* [What the task requires]
Copy out each line featuring the string "JSON" from the entries beneath.
─── Excerpted records
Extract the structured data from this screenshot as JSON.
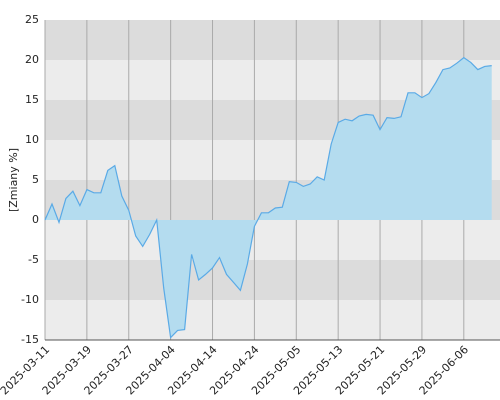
{
  "chart_data": {
    "type": "area",
    "ylabel": "[Zmiany %]",
    "categories": [
      "2025-03-11",
      null,
      null,
      null,
      null,
      null,
      "2025-03-19",
      null,
      null,
      null,
      null,
      null,
      "2025-03-27",
      null,
      null,
      null,
      null,
      null,
      "2025-04-04",
      null,
      null,
      null,
      null,
      null,
      "2025-04-14",
      null,
      null,
      null,
      null,
      null,
      "2025-04-24",
      null,
      null,
      null,
      null,
      null,
      "2025-05-05",
      null,
      null,
      null,
      null,
      null,
      "2025-05-13",
      null,
      null,
      null,
      null,
      null,
      "2025-05-21",
      null,
      null,
      null,
      null,
      null,
      "2025-05-29",
      null,
      null,
      null,
      null,
      null,
      "2025-06-06",
      null,
      null,
      null,
      null
    ],
    "values": [
      0,
      2,
      -0.3,
      2.7,
      3.6,
      1.8,
      3.8,
      3.4,
      3.4,
      6.2,
      6.8,
      3,
      1.2,
      -2,
      -3.3,
      -1.8,
      0,
      -8.5,
      -14.7,
      -13.8,
      -13.7,
      -4.3,
      -7.5,
      -6.8,
      -6,
      -4.7,
      -6.8,
      -7.8,
      -8.8,
      -5.5,
      -0.8,
      0.9,
      0.9,
      1.5,
      1.6,
      4.8,
      4.7,
      4.2,
      4.5,
      5.4,
      5,
      9.5,
      12.2,
      12.6,
      12.4,
      13,
      13.2,
      13.1,
      11.3,
      12.8,
      12.7,
      12.9,
      15.9,
      15.9,
      15.3,
      15.8,
      17.2,
      18.8,
      19,
      19.6,
      20.3,
      19.7,
      18.8,
      19.2,
      19.3
    ],
    "color": "#5aaae6",
    "fill": "#b4dcef",
    "ylim": [
      -15,
      25
    ],
    "yticks": [
      -15,
      -10,
      -5,
      0,
      5,
      10,
      15,
      20,
      25
    ],
    "band_colors": [
      "#ececec",
      "#dcdcdc"
    ],
    "grid": true
  }
}
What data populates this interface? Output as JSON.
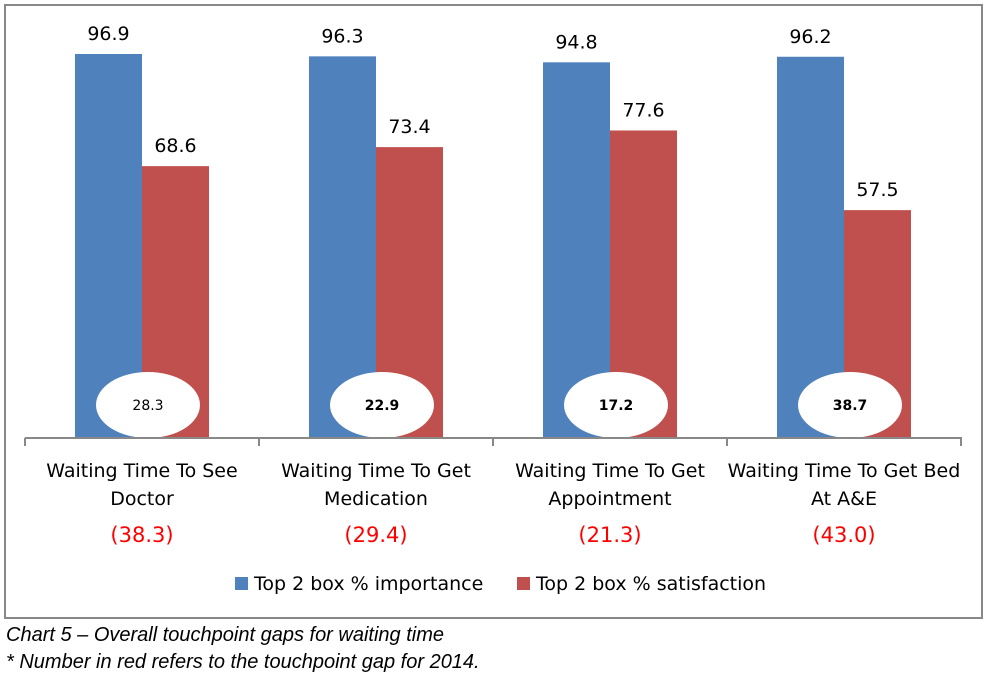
{
  "chart_data": {
    "type": "bar",
    "title": "",
    "xlabel": "",
    "ylabel": "",
    "ylim": [
      0,
      100
    ],
    "grid": false,
    "legend_position": "bottom",
    "categories": [
      [
        "Waiting Time To See",
        "Doctor"
      ],
      [
        "Waiting Time To Get",
        "Medication"
      ],
      [
        "Waiting Time To Get",
        "Appointment"
      ],
      [
        "Waiting Time To Get Bed",
        "At A&E"
      ]
    ],
    "series": [
      {
        "name": "Top 2 box % importance",
        "color": "#4f81bd",
        "values": [
          96.9,
          96.3,
          94.8,
          96.2
        ],
        "labels": [
          "96.9",
          "96.3",
          "94.8",
          "96.2"
        ]
      },
      {
        "name": "Top 2 box % satisfaction",
        "color": "#c0504d",
        "values": [
          68.6,
          73.4,
          77.6,
          57.5
        ],
        "labels": [
          "68.6",
          "73.4",
          "77.6",
          "57.5"
        ]
      }
    ],
    "gaps_current": [
      "28.3",
      "22.9",
      "17.2",
      "38.7"
    ],
    "gaps_2014": [
      "(38.3)",
      "(29.4)",
      "(21.3)",
      "(43.0)"
    ],
    "gap_2014_color": "#ff0000"
  },
  "caption": {
    "line1": "Chart 5 – Overall touchpoint gaps for waiting time",
    "line2": "* Number in red refers to the touchpoint gap for 2014."
  }
}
──────
* [Reply]
Extract the structured data from this screenshot as JSON.
What data populates this interface? Output as JSON.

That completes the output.